* Brief *
Give the data below again exactly as it stands. Omit the pictures.

>> Start Data for this task

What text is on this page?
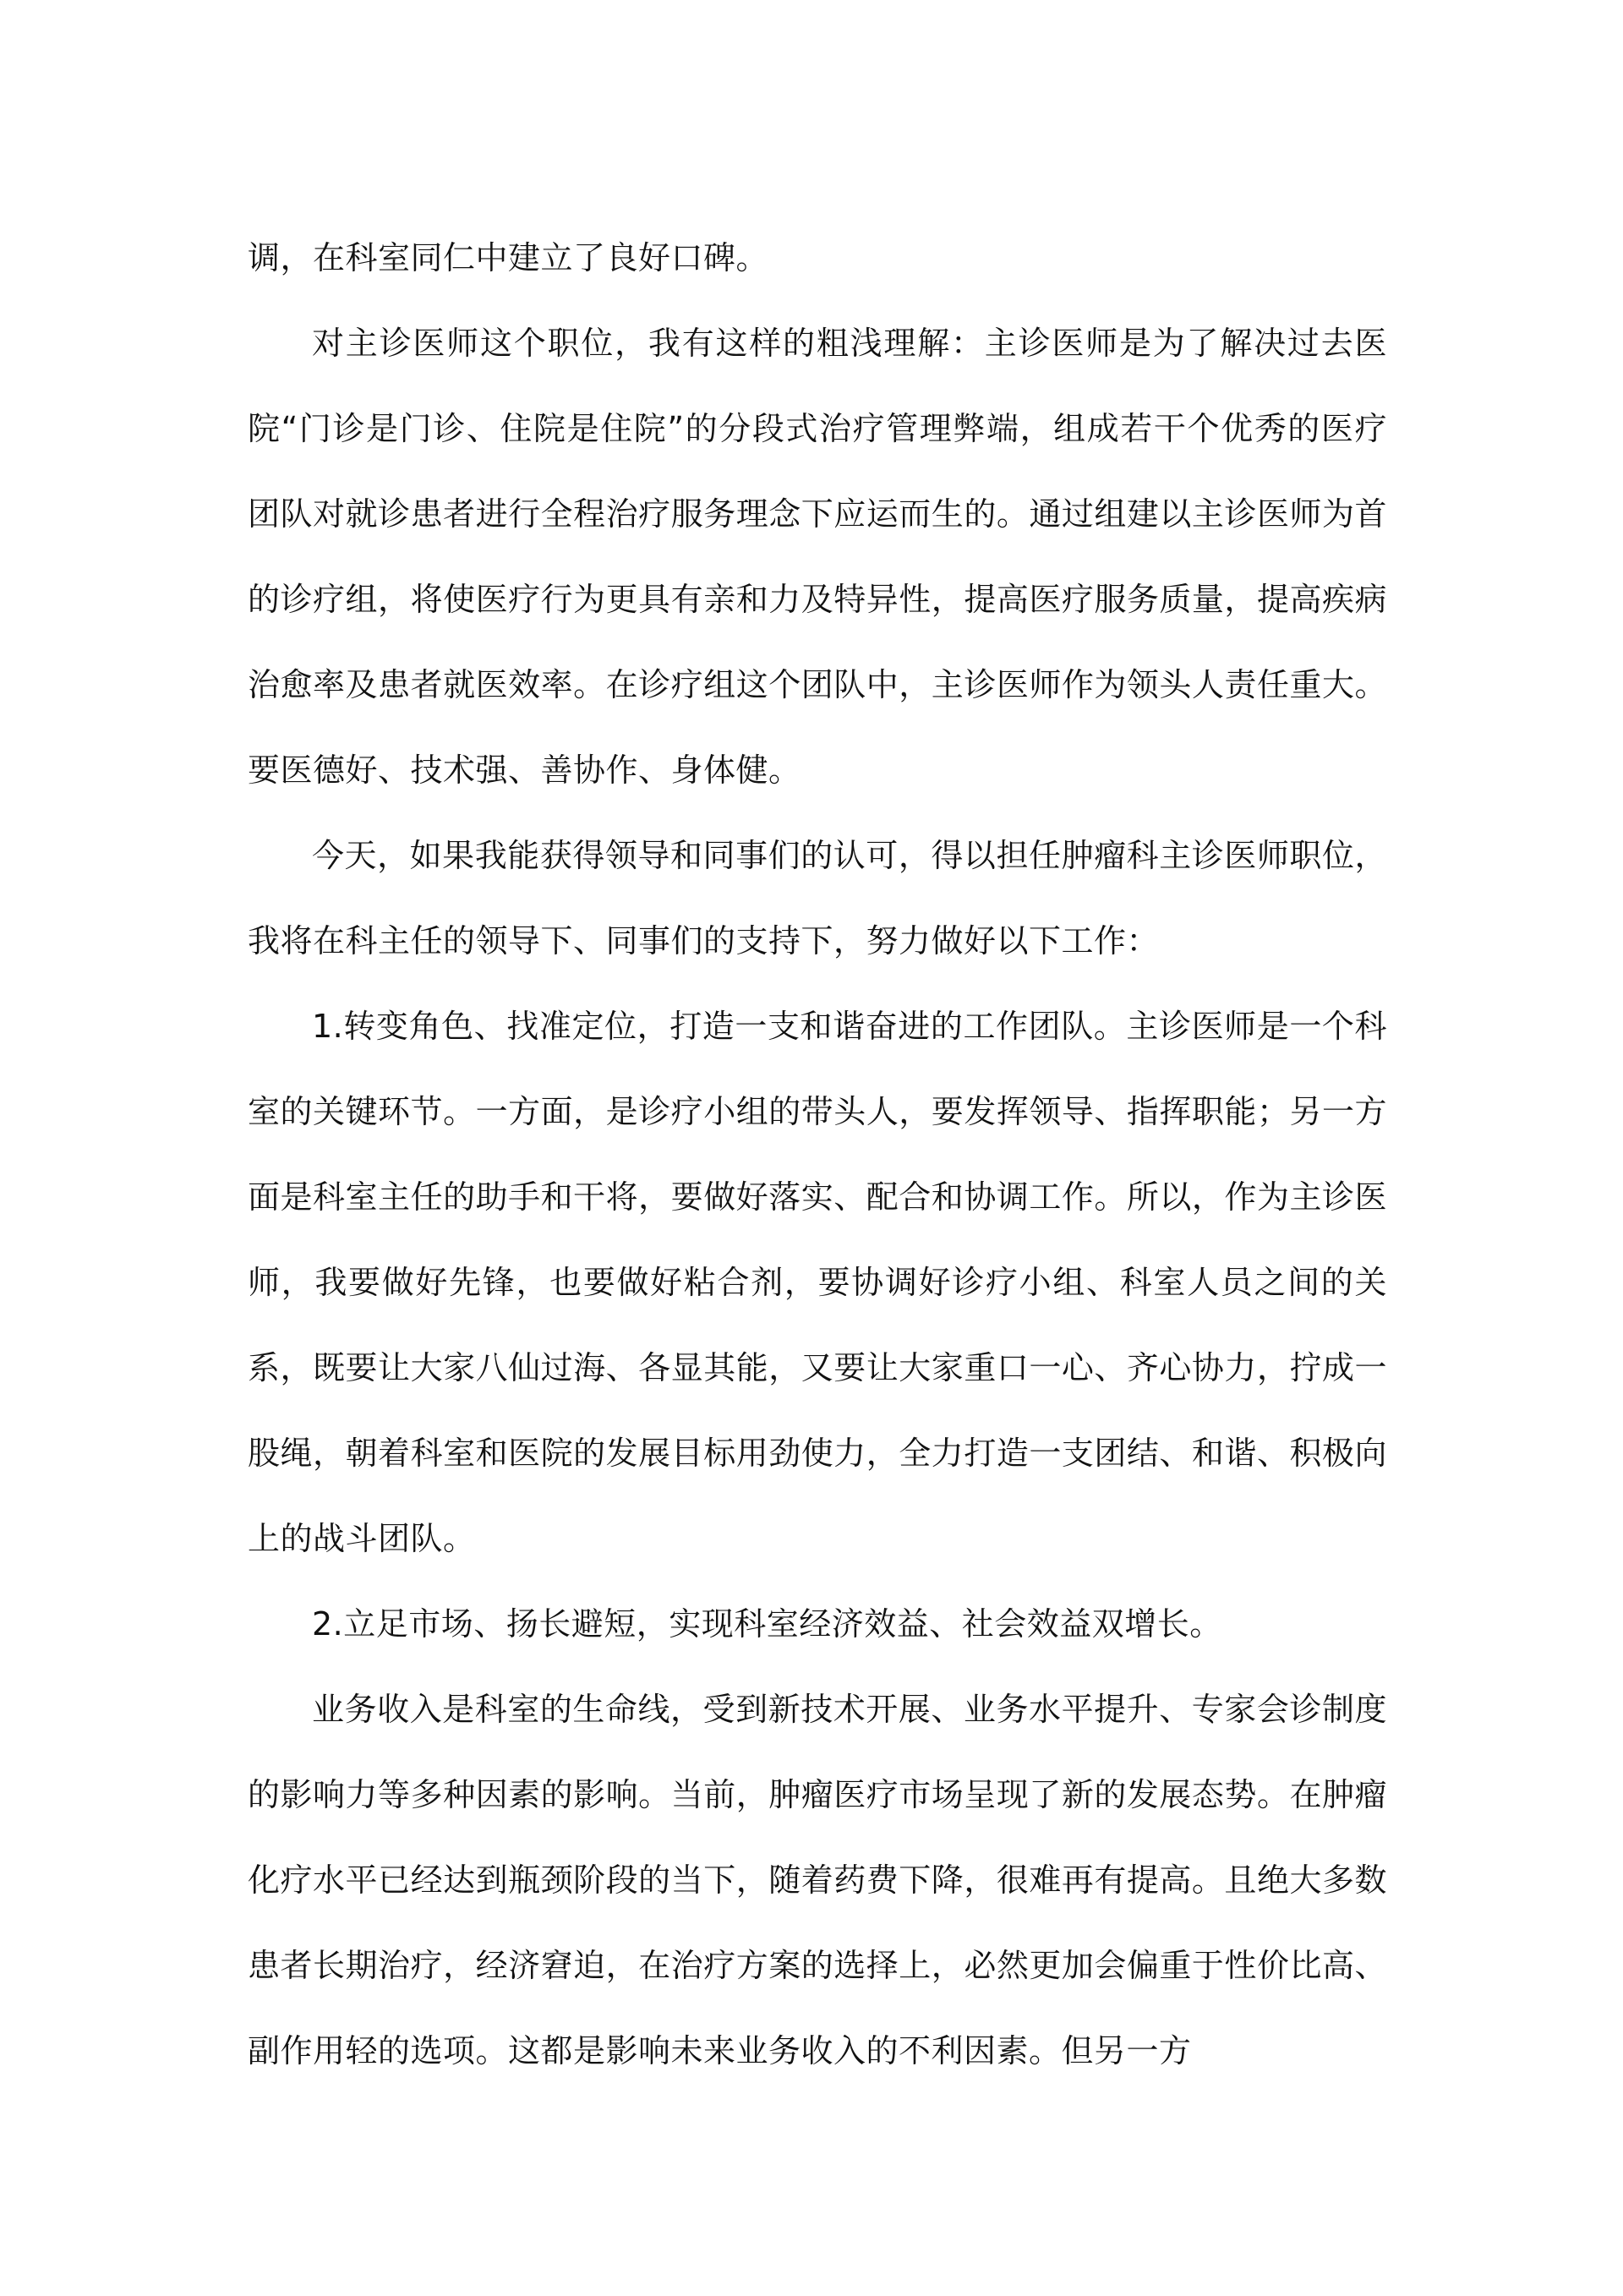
调，在科室同仁中建立了良好口碑。

对主诊医师这个职位，我有这样的粗浅理解：主诊医师是为了解决过去医院“门诊是门诊、住院是住院”的分段式治疗管理弊端，组成若干个优秀的医疗团队对就诊患者进行全程治疗服务理念下应运而生的。通过组建以主诊医师为首的诊疗组，将使医疗行为更具有亲和力及特异性，提高医疗服务质量，提高疾病治愈率及患者就医效率。在诊疗组这个团队中，主诊医师作为领头人责任重大。要医德好、技术强、善协作、身体健。

今天，如果我能获得领导和同事们的认可，得以担任肿瘤科主诊医师职位，我将在科主任的领导下、同事们的支持下，努力做好以下工作：

1.转变角色、找准定位，打造一支和谐奋进的工作团队。主诊医师是一个科室的关键环节。一方面，是诊疗小组的带头人，要发挥领导、指挥职能；另一方面是科室主任的助手和干将，要做好落实、配合和协调工作。所以，作为主诊医师，我要做好先锋，也要做好粘合剂，要协调好诊疗小组、科室人员之间的关系，既要让大家八仙过海、各显其能，又要让大家重口一心、齐心协力，拧成一股绳，朝着科室和医院的发展目标用劲使力，全力打造一支团结、和谐、积极向上的战斗团队。

2.立足市场、扬长避短，实现科室经济效益、社会效益双增长。

业务收入是科室的生命线，受到新技术开展、业务水平提升、专家会诊制度的影响力等多种因素的影响。当前，肿瘤医疗市场呈现了新的发展态势。在肿瘤化疗水平已经达到瓶颈阶段的当下，随着药费下降，很难再有提高。且绝大多数患者长期治疗，经济窘迫，在治疗方案的选择上，必然更加会偏重于性价比高、副作用轻的选项。这都是影响未来业务收入的不利因素。但另一方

>> End Data for this task

* Output below *
What text is on this page?
调，在科室同仁中建立了良好口碑。

对主诊医师这个职位，我有这样的粗浅理解：主诊医师是为了解决过去医院“门诊是门诊、住院是住院”的分段式治疗管理弊端，组成若干个优秀的医疗团队对就诊患者进行全程治疗服务理念下应运而生的。通过组建以主诊医师为首的诊疗组，将使医疗行为更具有亲和力及特异性，提高医疗服务质量，提高疾病治愈率及患者就医效率。在诊疗组这个团队中，主诊医师作为领头人责任重大。要医德好、技术强、善协作、身体健。

今天，如果我能获得领导和同事们的认可，得以担任肿瘤科主诊医师职位，我将在科主任的领导下、同事们的支持下，努力做好以下工作：

1.转变角色、找准定位，打造一支和谐奋进的工作团队。主诊医师是一个科室的关键环节。一方面，是诊疗小组的带头人，要发挥领导、指挥职能；另一方面是科室主任的助手和干将，要做好落实、配合和协调工作。所以，作为主诊医师，我要做好先锋，也要做好粘合剂，要协调好诊疗小组、科室人员之间的关系，既要让大家八仙过海、各显其能，又要让大家重口一心、齐心协力，拧成一股绳，朝着科室和医院的发展目标用劲使力，全力打造一支团结、和谐、积极向上的战斗团队。

2.立足市场、扬长避短，实现科室经济效益、社会效益双增长。

业务收入是科室的生命线，受到新技术开展、业务水平提升、专家会诊制度的影响力等多种因素的影响。当前，肿瘤医疗市场呈现了新的发展态势。在肿瘤化疗水平已经达到瓶颈阶段的当下，随着药费下降，很难再有提高。且绝大多数患者长期治疗，经济窘迫，在治疗方案的选择上，必然更加会偏重于性价比高、副作用轻的选项。这都是影响未来业务收入的不利因素。但另一方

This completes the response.